◆ INPUT ◆
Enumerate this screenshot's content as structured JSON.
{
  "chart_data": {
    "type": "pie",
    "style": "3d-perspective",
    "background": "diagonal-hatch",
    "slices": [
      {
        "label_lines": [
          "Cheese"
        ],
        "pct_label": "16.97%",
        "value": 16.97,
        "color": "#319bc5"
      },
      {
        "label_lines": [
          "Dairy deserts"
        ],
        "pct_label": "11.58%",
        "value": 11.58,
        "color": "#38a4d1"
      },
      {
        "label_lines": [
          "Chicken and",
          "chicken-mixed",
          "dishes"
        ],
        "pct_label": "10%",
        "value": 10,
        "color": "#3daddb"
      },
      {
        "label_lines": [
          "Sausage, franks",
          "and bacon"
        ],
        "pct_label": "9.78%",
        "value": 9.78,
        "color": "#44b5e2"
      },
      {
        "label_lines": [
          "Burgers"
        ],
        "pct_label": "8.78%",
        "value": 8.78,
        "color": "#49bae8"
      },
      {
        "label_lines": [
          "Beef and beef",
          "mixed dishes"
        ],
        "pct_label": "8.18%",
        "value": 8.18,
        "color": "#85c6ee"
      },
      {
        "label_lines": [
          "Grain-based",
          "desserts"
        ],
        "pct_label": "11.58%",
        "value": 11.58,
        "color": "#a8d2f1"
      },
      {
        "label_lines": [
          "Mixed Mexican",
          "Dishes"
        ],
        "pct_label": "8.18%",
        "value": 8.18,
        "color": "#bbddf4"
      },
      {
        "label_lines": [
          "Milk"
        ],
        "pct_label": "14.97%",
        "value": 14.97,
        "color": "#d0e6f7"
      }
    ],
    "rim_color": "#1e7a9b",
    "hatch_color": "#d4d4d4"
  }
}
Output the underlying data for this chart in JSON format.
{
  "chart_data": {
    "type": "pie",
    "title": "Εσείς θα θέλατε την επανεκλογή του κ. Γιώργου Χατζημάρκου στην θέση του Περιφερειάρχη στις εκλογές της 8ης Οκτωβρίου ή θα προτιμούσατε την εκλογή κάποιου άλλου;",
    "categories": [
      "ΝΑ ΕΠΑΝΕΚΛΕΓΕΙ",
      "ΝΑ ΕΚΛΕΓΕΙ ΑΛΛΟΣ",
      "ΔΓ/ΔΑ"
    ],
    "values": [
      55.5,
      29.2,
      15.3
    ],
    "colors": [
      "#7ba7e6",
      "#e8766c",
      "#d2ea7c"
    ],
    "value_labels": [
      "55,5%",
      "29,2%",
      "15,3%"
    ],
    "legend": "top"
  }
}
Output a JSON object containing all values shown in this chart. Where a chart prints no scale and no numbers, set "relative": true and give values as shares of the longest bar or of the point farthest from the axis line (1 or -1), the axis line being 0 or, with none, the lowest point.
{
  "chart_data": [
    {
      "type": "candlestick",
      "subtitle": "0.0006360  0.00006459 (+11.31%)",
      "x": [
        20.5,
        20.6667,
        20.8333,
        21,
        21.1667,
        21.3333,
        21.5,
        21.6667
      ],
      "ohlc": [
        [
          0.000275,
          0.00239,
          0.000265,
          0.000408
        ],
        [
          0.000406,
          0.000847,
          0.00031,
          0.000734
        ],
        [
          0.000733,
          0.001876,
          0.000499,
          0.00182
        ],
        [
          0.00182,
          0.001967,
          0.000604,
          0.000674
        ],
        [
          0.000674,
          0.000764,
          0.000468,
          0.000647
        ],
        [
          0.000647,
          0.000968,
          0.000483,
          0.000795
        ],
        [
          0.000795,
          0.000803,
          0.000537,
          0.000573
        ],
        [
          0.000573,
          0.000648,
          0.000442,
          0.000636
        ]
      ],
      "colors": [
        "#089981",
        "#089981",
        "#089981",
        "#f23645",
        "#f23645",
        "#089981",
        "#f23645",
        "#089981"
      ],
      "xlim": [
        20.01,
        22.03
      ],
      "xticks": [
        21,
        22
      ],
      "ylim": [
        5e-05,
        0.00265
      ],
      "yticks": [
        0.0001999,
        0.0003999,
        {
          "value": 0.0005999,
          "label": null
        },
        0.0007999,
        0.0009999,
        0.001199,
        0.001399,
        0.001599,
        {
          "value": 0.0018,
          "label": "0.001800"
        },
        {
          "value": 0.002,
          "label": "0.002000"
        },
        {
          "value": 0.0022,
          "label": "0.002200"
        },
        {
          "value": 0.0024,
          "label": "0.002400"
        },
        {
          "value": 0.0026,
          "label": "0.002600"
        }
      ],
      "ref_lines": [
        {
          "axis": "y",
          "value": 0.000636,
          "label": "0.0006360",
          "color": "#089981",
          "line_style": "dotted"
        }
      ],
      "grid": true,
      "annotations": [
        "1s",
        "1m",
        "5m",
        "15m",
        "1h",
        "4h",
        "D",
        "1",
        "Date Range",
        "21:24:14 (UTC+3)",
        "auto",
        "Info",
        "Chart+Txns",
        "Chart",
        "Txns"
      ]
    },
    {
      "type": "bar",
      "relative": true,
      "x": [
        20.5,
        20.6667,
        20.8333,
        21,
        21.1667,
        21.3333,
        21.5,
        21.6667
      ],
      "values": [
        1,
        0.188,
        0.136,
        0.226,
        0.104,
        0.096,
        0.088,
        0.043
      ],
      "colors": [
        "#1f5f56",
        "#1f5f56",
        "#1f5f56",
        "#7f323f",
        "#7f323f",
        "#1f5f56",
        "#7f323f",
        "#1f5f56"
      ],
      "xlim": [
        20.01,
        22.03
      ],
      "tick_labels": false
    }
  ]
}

◆ OBJECTIVE ◆
Reproduce the material precisely, including every line.

◆ COMPLETE OUTPUT ◆
Enumerate this screenshot's content as structured JSON.
{
  "chart_data": {
    "type": "pie",
    "style": "3d-perspective",
    "background": "diagonal-hatch",
    "slices": [
      {
        "label_lines": [
          "Cheese"
        ],
        "pct_label": "16.97%",
        "value": 16.97,
        "color": "#319bc5"
      },
      {
        "label_lines": [
          "Dairy deserts"
        ],
        "pct_label": "11.58%",
        "value": 11.58,
        "color": "#38a4d1"
      },
      {
        "label_lines": [
          "Chicken and",
          "chicken-mixed",
          "dishes"
        ],
        "pct_label": "10%",
        "value": 10,
        "color": "#3daddb"
      },
      {
        "label_lines": [
          "Sausage, franks",
          "and bacon"
        ],
        "pct_label": "9.78%",
        "value": 9.78,
        "color": "#44b5e2"
      },
      {
        "label_lines": [
          "Burgers"
        ],
        "pct_label": "8.78%",
        "value": 8.78,
        "color": "#49bae8"
      },
      {
        "label_lines": [
          "Beef and beef",
          "mixed dishes"
        ],
        "pct_label": "8.18%",
        "value": 8.18,
        "color": "#85c6ee"
      },
      {
        "label_lines": [
          "Grain-based",
          "desserts"
        ],
        "pct_label": "11.58%",
        "value": 11.58,
        "color": "#a8d2f1"
      },
      {
        "label_lines": [
          "Mixed Mexican",
          "Dishes"
        ],
        "pct_label": "8.18%",
        "value": 8.18,
        "color": "#bbddf4"
      },
      {
        "label_lines": [
          "Milk"
        ],
        "pct_label": "14.97%",
        "value": 14.97,
        "color": "#d0e6f7"
      }
    ],
    "rim_color": "#1e7a9b",
    "hatch_color": "#d4d4d4"
  }
}
Output the underlying data for this chart in JSON format.
{
  "chart_data": {
    "type": "pie",
    "title": "Εσείς θα θέλατε την επανεκλογή του κ. Γιώργου Χατζημάρκου στην θέση του Περιφερειάρχη στις εκλογές της 8ης Οκτωβρίου ή θα προτιμούσατε την εκλογή κάποιου άλλου;",
    "categories": [
      "ΝΑ ΕΠΑΝΕΚΛΕΓΕΙ",
      "ΝΑ ΕΚΛΕΓΕΙ ΑΛΛΟΣ",
      "ΔΓ/ΔΑ"
    ],
    "values": [
      55.5,
      29.2,
      15.3
    ],
    "colors": [
      "#7ba7e6",
      "#e8766c",
      "#d2ea7c"
    ],
    "value_labels": [
      "55,5%",
      "29,2%",
      "15,3%"
    ],
    "legend": "top"
  }
}
Output a JSON object containing all values shown in this chart. Where a chart prints no scale and no numbers, set "relative": true and give values as shares of the longest bar or of the point farthest from the axis line (1 or -1), the axis line being 0 or, with none, the lowest point.
{
  "chart_data": [
    {
      "type": "candlestick",
      "subtitle": "0.0006360  0.00006459 (+11.31%)",
      "x": [
        20.5,
        20.6667,
        20.8333,
        21,
        21.1667,
        21.3333,
        21.5,
        21.6667
      ],
      "ohlc": [
        [
          0.000275,
          0.00239,
          0.000265,
          0.000408
        ],
        [
          0.000406,
          0.000847,
          0.00031,
          0.000734
        ],
        [
          0.000733,
          0.001876,
          0.000499,
          0.00182
        ],
        [
          0.00182,
          0.001967,
          0.000604,
          0.000674
        ],
        [
          0.000674,
          0.000764,
          0.000468,
          0.000647
        ],
        [
          0.000647,
          0.000968,
          0.000483,
          0.000795
        ],
        [
          0.000795,
          0.000803,
          0.000537,
          0.000573
        ],
        [
          0.000573,
          0.000648,
          0.000442,
          0.000636
        ]
      ],
      "colors": [
        "#089981",
        "#089981",
        "#089981",
        "#f23645",
        "#f23645",
        "#089981",
        "#f23645",
        "#089981"
      ],
      "xlim": [
        20.01,
        22.03
      ],
      "xticks": [
        21,
        22
      ],
      "ylim": [
        5e-05,
        0.00265
      ],
      "yticks": [
        0.0001999,
        0.0003999,
        {
          "value": 0.0005999,
          "label": null
        },
        0.0007999,
        0.0009999,
        0.001199,
        0.001399,
        0.001599,
        {
          "value": 0.0018,
          "label": "0.001800"
        },
        {
          "value": 0.002,
          "label": "0.002000"
        },
        {
          "value": 0.0022,
          "label": "0.002200"
        },
        {
          "value": 0.0024,
          "label": "0.002400"
        },
        {
          "value": 0.0026,
          "label": "0.002600"
        }
      ],
      "ref_lines": [
        {
          "axis": "y",
          "value": 0.000636,
          "label": "0.0006360",
          "color": "#089981",
          "line_style": "dotted"
        }
      ],
      "grid": true,
      "annotations": [
        "1s",
        "1m",
        "5m",
        "15m",
        "1h",
        "4h",
        "D",
        "1",
        "Date Range",
        "21:24:14 (UTC+3)",
        "auto",
        "Info",
        "Chart+Txns",
        "Chart",
        "Txns"
      ]
    },
    {
      "type": "bar",
      "relative": true,
      "x": [
        20.5,
        20.6667,
        20.8333,
        21,
        21.1667,
        21.3333,
        21.5,
        21.6667
      ],
      "values": [
        1,
        0.188,
        0.136,
        0.226,
        0.104,
        0.096,
        0.088,
        0.043
      ],
      "colors": [
        "#1f5f56",
        "#1f5f56",
        "#1f5f56",
        "#7f323f",
        "#7f323f",
        "#1f5f56",
        "#7f323f",
        "#1f5f56"
      ],
      "xlim": [
        20.01,
        22.03
      ],
      "tick_labels": false
    }
  ]
}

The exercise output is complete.